| Saved data entries |

※

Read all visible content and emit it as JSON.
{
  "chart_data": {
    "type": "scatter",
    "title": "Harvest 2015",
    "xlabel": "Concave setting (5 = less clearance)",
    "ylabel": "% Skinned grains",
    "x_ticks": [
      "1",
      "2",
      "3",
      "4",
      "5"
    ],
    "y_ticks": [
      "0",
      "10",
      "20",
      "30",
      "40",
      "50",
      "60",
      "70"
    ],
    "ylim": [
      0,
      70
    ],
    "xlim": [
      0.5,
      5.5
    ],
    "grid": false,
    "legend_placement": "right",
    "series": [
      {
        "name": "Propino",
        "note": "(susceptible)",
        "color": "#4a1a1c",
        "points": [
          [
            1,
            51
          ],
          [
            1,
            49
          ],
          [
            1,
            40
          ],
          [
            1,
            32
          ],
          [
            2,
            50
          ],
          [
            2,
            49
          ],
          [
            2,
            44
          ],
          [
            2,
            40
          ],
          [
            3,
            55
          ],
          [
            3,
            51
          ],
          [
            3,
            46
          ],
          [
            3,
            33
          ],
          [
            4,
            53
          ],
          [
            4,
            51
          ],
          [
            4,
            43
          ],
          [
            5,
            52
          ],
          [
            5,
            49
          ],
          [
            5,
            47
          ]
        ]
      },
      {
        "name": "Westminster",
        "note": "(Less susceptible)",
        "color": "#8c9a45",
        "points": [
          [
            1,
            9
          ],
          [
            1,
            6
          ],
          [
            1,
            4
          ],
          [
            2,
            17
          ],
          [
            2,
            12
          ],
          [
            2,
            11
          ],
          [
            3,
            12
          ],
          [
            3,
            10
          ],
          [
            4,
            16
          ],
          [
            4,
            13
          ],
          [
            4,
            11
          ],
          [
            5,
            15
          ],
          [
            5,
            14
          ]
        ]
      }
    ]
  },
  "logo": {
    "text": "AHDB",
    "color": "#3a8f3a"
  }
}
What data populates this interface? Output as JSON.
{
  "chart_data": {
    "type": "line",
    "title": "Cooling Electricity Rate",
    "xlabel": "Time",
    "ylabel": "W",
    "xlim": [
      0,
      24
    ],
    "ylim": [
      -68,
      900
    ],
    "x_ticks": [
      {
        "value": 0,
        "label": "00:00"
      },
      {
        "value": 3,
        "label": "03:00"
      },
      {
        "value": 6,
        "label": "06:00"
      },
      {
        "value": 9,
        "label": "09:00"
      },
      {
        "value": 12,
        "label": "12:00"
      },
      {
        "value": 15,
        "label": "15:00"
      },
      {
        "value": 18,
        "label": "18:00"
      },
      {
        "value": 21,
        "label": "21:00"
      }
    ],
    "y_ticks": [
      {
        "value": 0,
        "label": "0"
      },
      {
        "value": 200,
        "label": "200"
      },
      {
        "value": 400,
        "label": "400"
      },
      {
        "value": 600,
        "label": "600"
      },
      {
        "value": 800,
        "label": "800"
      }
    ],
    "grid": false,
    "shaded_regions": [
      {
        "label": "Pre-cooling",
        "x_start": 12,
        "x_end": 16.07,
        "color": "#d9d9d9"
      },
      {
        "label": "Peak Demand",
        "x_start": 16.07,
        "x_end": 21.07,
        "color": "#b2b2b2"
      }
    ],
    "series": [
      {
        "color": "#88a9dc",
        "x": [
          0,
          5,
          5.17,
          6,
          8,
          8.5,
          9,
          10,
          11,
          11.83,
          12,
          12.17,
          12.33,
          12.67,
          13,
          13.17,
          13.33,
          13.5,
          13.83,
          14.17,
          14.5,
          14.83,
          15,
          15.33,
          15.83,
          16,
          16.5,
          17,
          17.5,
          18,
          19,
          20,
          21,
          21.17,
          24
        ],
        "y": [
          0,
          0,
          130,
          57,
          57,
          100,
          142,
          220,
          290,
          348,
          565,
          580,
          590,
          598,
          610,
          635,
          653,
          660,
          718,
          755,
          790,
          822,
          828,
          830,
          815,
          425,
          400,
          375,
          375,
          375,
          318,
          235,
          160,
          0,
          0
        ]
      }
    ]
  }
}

※

| Exercise aim |
Using the entries above, please restate each one word for word.

| Response |
Read all visible content and emit it as JSON.
{
  "chart_data": {
    "type": "scatter",
    "title": "Harvest 2015",
    "xlabel": "Concave setting (5 = less clearance)",
    "ylabel": "% Skinned grains",
    "x_ticks": [
      "1",
      "2",
      "3",
      "4",
      "5"
    ],
    "y_ticks": [
      "0",
      "10",
      "20",
      "30",
      "40",
      "50",
      "60",
      "70"
    ],
    "ylim": [
      0,
      70
    ],
    "xlim": [
      0.5,
      5.5
    ],
    "grid": false,
    "legend_placement": "right",
    "series": [
      {
        "name": "Propino",
        "note": "(susceptible)",
        "color": "#4a1a1c",
        "points": [
          [
            1,
            51
          ],
          [
            1,
            49
          ],
          [
            1,
            40
          ],
          [
            1,
            32
          ],
          [
            2,
            50
          ],
          [
            2,
            49
          ],
          [
            2,
            44
          ],
          [
            2,
            40
          ],
          [
            3,
            55
          ],
          [
            3,
            51
          ],
          [
            3,
            46
          ],
          [
            3,
            33
          ],
          [
            4,
            53
          ],
          [
            4,
            51
          ],
          [
            4,
            43
          ],
          [
            5,
            52
          ],
          [
            5,
            49
          ],
          [
            5,
            47
          ]
        ]
      },
      {
        "name": "Westminster",
        "note": "(Less susceptible)",
        "color": "#8c9a45",
        "points": [
          [
            1,
            9
          ],
          [
            1,
            6
          ],
          [
            1,
            4
          ],
          [
            2,
            17
          ],
          [
            2,
            12
          ],
          [
            2,
            11
          ],
          [
            3,
            12
          ],
          [
            3,
            10
          ],
          [
            4,
            16
          ],
          [
            4,
            13
          ],
          [
            4,
            11
          ],
          [
            5,
            15
          ],
          [
            5,
            14
          ]
        ]
      }
    ]
  },
  "logo": {
    "text": "AHDB",
    "color": "#3a8f3a"
  }
}
What data populates this interface? Output as JSON.
{
  "chart_data": {
    "type": "line",
    "title": "Cooling Electricity Rate",
    "xlabel": "Time",
    "ylabel": "W",
    "xlim": [
      0,
      24
    ],
    "ylim": [
      -68,
      900
    ],
    "x_ticks": [
      {
        "value": 0,
        "label": "00:00"
      },
      {
        "value": 3,
        "label": "03:00"
      },
      {
        "value": 6,
        "label": "06:00"
      },
      {
        "value": 9,
        "label": "09:00"
      },
      {
        "value": 12,
        "label": "12:00"
      },
      {
        "value": 15,
        "label": "15:00"
      },
      {
        "value": 18,
        "label": "18:00"
      },
      {
        "value": 21,
        "label": "21:00"
      }
    ],
    "y_ticks": [
      {
        "value": 0,
        "label": "0"
      },
      {
        "value": 200,
        "label": "200"
      },
      {
        "value": 400,
        "label": "400"
      },
      {
        "value": 600,
        "label": "600"
      },
      {
        "value": 800,
        "label": "800"
      }
    ],
    "grid": false,
    "shaded_regions": [
      {
        "label": "Pre-cooling",
        "x_start": 12,
        "x_end": 16.07,
        "color": "#d9d9d9"
      },
      {
        "label": "Peak Demand",
        "x_start": 16.07,
        "x_end": 21.07,
        "color": "#b2b2b2"
      }
    ],
    "series": [
      {
        "color": "#88a9dc",
        "x": [
          0,
          5,
          5.17,
          6,
          8,
          8.5,
          9,
          10,
          11,
          11.83,
          12,
          12.17,
          12.33,
          12.67,
          13,
          13.17,
          13.33,
          13.5,
          13.83,
          14.17,
          14.5,
          14.83,
          15,
          15.33,
          15.83,
          16,
          16.5,
          17,
          17.5,
          18,
          19,
          20,
          21,
          21.17,
          24
        ],
        "y": [
          0,
          0,
          130,
          57,
          57,
          100,
          142,
          220,
          290,
          348,
          565,
          580,
          590,
          598,
          610,
          635,
          653,
          660,
          718,
          755,
          790,
          822,
          828,
          830,
          815,
          425,
          400,
          375,
          375,
          375,
          318,
          235,
          160,
          0,
          0
        ]
      }
    ]
  }
}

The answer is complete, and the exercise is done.